Instructions to follow:
All of the entries must be reproduced exactly, with no images carried over.

Provided data:
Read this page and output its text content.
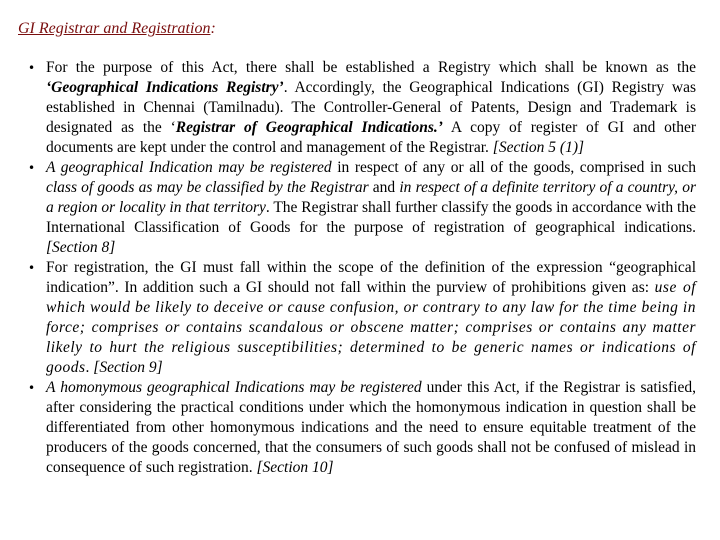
GI Registrar and Registration:
• For the purpose of this Act, there shall be established a Registry which shall be known as the ‘Geographical Indications Registry’. Accordingly, the Geographical Indications (GI) Registry was established in Chennai (Tamilnadu). The Controller-General of Patents, Design and Trademark is designated as the ‘Registrar of Geographical Indications.’ A copy of register of GI and other documents are kept under the control and management of the Registrar. [Section 5 (1)]
• A geographical Indication may be registered in respect of any or all of the goods, comprised in such class of goods as may be classified by the Registrar and in respect of a definite territory of a country, or a region or locality in that territory. The Registrar shall further classify the goods in accordance with the International Classification of Goods for the purpose of registration of geographical indications. [Section 8]
• For registration, the GI must fall within the scope of the definition of the expression “geographical indication”. In addition such a GI should not fall within the purview of prohibitions given as: use of which would be likely to deceive or cause confusion, or contrary to any law for the time being in force; comprises or contains scandalous or obscene matter; comprises or contains any matter likely to hurt the religious susceptibilities; determined to be generic names or indications of goods. [Section 9]
• A homonymous geographical Indications may be registered under this Act, if the Registrar is satisfied, after considering the practical conditions under which the homonymous indication in question shall be differentiated from other homonymous indications and the need to ensure equitable treatment of the producers of the goods concerned, that the consumers of such goods shall not be confused of mislead in consequence of such registration. [Section 10]
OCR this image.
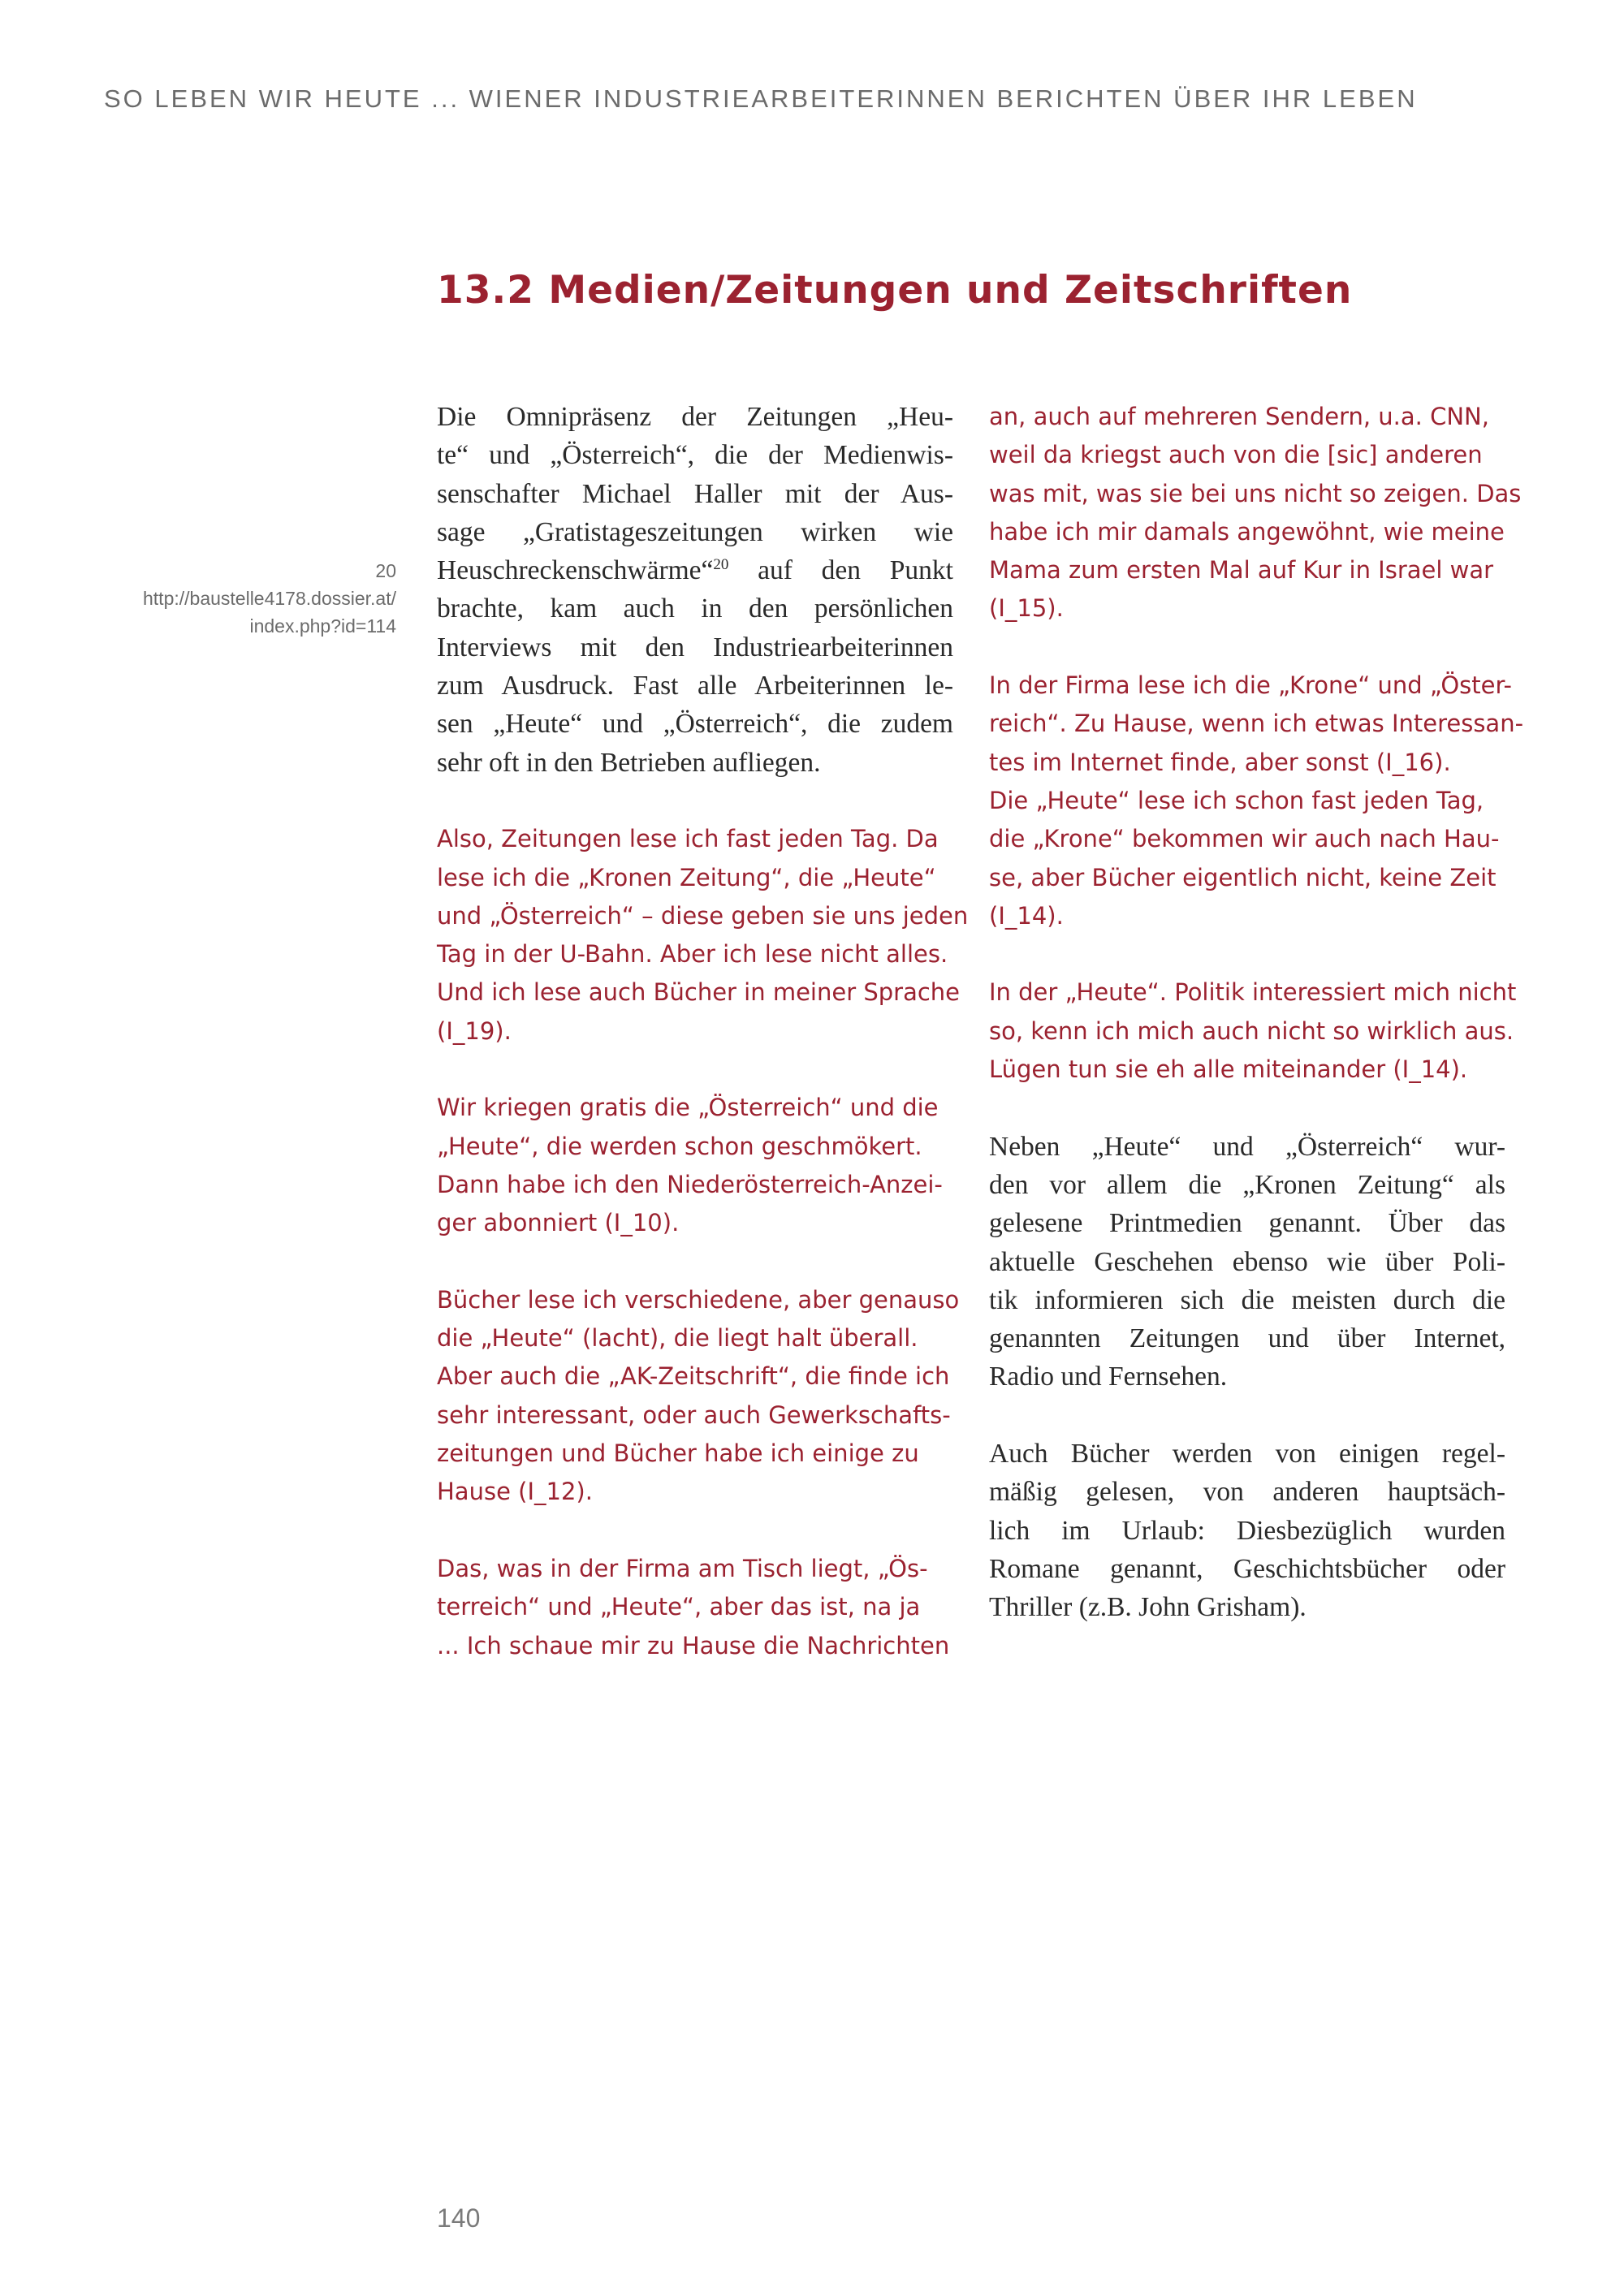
SO LEBEN WIR HEUTE ... WIENER INDUSTRIEARBEITERINNEN BERICHTEN ÜBER IHR LEBEN
13.2 Medien/Zeitungen und Zeitschriften
20
http://baustelle4178.dossier.at/
index.php?id=114
Die Omnipräsenz der Zeitungen „Heu-
te“ und „Österreich“, die der Medienwis-
senschafter Michael Haller mit der Aus-
sage „Gratistageszeitungen wirken wie
Heuschreckenschwärme“$^{20}$ auf den Punkt
brachte, kam auch in den persönlichen
Interviews mit den Industriearbeiterinnen
zum Ausdruck. Fast alle Arbeiterinnen le-
sen „Heute“ und „Österreich“, die zudem
sehr oft in den Betrieben aufliegen.
Also, Zeitungen lese ich fast jeden Tag. Da
lese ich die „Kronen Zeitung“, die „Heute“
und „Österreich“ – diese geben sie uns jeden
Tag in der U-Bahn. Aber ich lese nicht alles.
Und ich lese auch Bücher in meiner Sprache
(I_19).
Wir kriegen gratis die „Österreich“ und die
„Heute“, die werden schon geschmökert.
Dann habe ich den Niederösterreich-Anzei-
ger abonniert (I_10).
Bücher lese ich verschiedene, aber genauso
die „Heute“ (lacht), die liegt halt überall.
Aber auch die „AK-Zeitschrift“, die finde ich
sehr interessant, oder auch Gewerkschafts-
zeitungen und Bücher habe ich einige zu
Hause (I_12).
Das, was in der Firma am Tisch liegt, „Ös-
terreich“ und „Heute“, aber das ist, na ja
... Ich schaue mir zu Hause die Nachrichten
an, auch auf mehreren Sendern, u.a. CNN,
weil da kriegst auch von die [sic] anderen
was mit, was sie bei uns nicht so zeigen. Das
habe ich mir damals angewöhnt, wie meine
Mama zum ersten Mal auf Kur in Israel war
(I_15).
In der Firma lese ich die „Krone“ und „Öster-
reich“. Zu Hause, wenn ich etwas Interessan-
tes im Internet finde, aber sonst (I_16).
Die „Heute“ lese ich schon fast jeden Tag,
die „Krone“ bekommen wir auch nach Hau-
se, aber Bücher eigentlich nicht, keine Zeit
(I_14).
In der „Heute“. Politik interessiert mich nicht
so, kenn ich mich auch nicht so wirklich aus.
Lügen tun sie eh alle miteinander (I_14).
Neben „Heute“ und „Österreich“ wur-
den vor allem die „Kronen Zeitung“ als
gelesene Printmedien genannt. Über das
aktuelle Geschehen ebenso wie über Poli-
tik informieren sich die meisten durch die
genannten Zeitungen und über Internet,
Radio und Fernsehen.
Auch Bücher werden von einigen regel-
mäßig gelesen, von anderen hauptsäch-
lich im Urlaub: Diesbezüglich wurden
Romane genannt, Geschichtsbücher oder
Thriller (z.B. John Grisham).
140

Correct answer:
Read this page and output its text content.
GI Registrar and Registration:
• For the purpose of this Act, there shall be established a Registry which shall be known as the ‘Geographical Indications Registry’. Accordingly, the Geographical Indications (GI) Registry was established in Chennai (Tamilnadu). The Controller-General of Patents, Design and Trademark is designated as the ‘Registrar of Geographical Indications.’ A copy of register of GI and other documents are kept under the control and management of the Registrar. [Section 5 (1)]
• A geographical Indication may be registered in respect of any or all of the goods, comprised in such class of goods as may be classified by the Registrar and in respect of a definite territory of a country, or a region or locality in that territory. The Registrar shall further classify the goods in accordance with the International Classification of Goods for the purpose of registration of geographical indications. [Section 8]
• For registration, the GI must fall within the scope of the definition of the expression “geographical indication”. In addition such a GI should not fall within the purview of prohibitions given as: use of which would be likely to deceive or cause confusion, or contrary to any law for the time being in force; comprises or contains scandalous or obscene matter; comprises or contains any matter likely to hurt the religious susceptibilities; determined to be generic names or indications of goods. [Section 9]
• A homonymous geographical Indications may be registered under this Act, if the Registrar is satisfied, after considering the practical conditions under which the homonymous indication in question shall be differentiated from other homonymous indications and the need to ensure equitable treatment of the producers of the goods concerned, that the consumers of such goods shall not be confused of mislead in consequence of such registration. [Section 10]
OCR this image.
SO LEBEN WIR HEUTE ... WIENER INDUSTRIEARBEITERINNEN BERICHTEN ÜBER IHR LEBEN
13.2 Medien/Zeitungen und Zeitschriften
20
http://baustelle4178.dossier.at/
index.php?id=114
Die Omnipräsenz der Zeitungen „Heu-
te“ und „Österreich“, die der Medienwis-
senschafter Michael Haller mit der Aus-
sage „Gratistageszeitungen wirken wie
Heuschreckenschwärme“$^{20}$ auf den Punkt
brachte, kam auch in den persönlichen
Interviews mit den Industriearbeiterinnen
zum Ausdruck. Fast alle Arbeiterinnen le-
sen „Heute“ und „Österreich“, die zudem
sehr oft in den Betrieben aufliegen.
Also, Zeitungen lese ich fast jeden Tag. Da
lese ich die „Kronen Zeitung“, die „Heute“
und „Österreich“ – diese geben sie uns jeden
Tag in der U-Bahn. Aber ich lese nicht alles.
Und ich lese auch Bücher in meiner Sprache
(I_19).
Wir kriegen gratis die „Österreich“ und die
„Heute“, die werden schon geschmökert.
Dann habe ich den Niederösterreich-Anzei-
ger abonniert (I_10).
Bücher lese ich verschiedene, aber genauso
die „Heute“ (lacht), die liegt halt überall.
Aber auch die „AK-Zeitschrift“, die finde ich
sehr interessant, oder auch Gewerkschafts-
zeitungen und Bücher habe ich einige zu
Hause (I_12).
Das, was in der Firma am Tisch liegt, „Ös-
terreich“ und „Heute“, aber das ist, na ja
... Ich schaue mir zu Hause die Nachrichten
an, auch auf mehreren Sendern, u.a. CNN,
weil da kriegst auch von die [sic] anderen
was mit, was sie bei uns nicht so zeigen. Das
habe ich mir damals angewöhnt, wie meine
Mama zum ersten Mal auf Kur in Israel war
(I_15).
In der Firma lese ich die „Krone“ und „Öster-
reich“. Zu Hause, wenn ich etwas Interessan-
tes im Internet finde, aber sonst (I_16).
Die „Heute“ lese ich schon fast jeden Tag,
die „Krone“ bekommen wir auch nach Hau-
se, aber Bücher eigentlich nicht, keine Zeit
(I_14).
In der „Heute“. Politik interessiert mich nicht
so, kenn ich mich auch nicht so wirklich aus.
Lügen tun sie eh alle miteinander (I_14).
Neben „Heute“ und „Österreich“ wur-
den vor allem die „Kronen Zeitung“ als
gelesene Printmedien genannt. Über das
aktuelle Geschehen ebenso wie über Poli-
tik informieren sich die meisten durch die
genannten Zeitungen und über Internet,
Radio und Fernsehen.
Auch Bücher werden von einigen regel-
mäßig gelesen, von anderen hauptsäch-
lich im Urlaub: Diesbezüglich wurden
Romane genannt, Geschichtsbücher oder
Thriller (z.B. John Grisham).
140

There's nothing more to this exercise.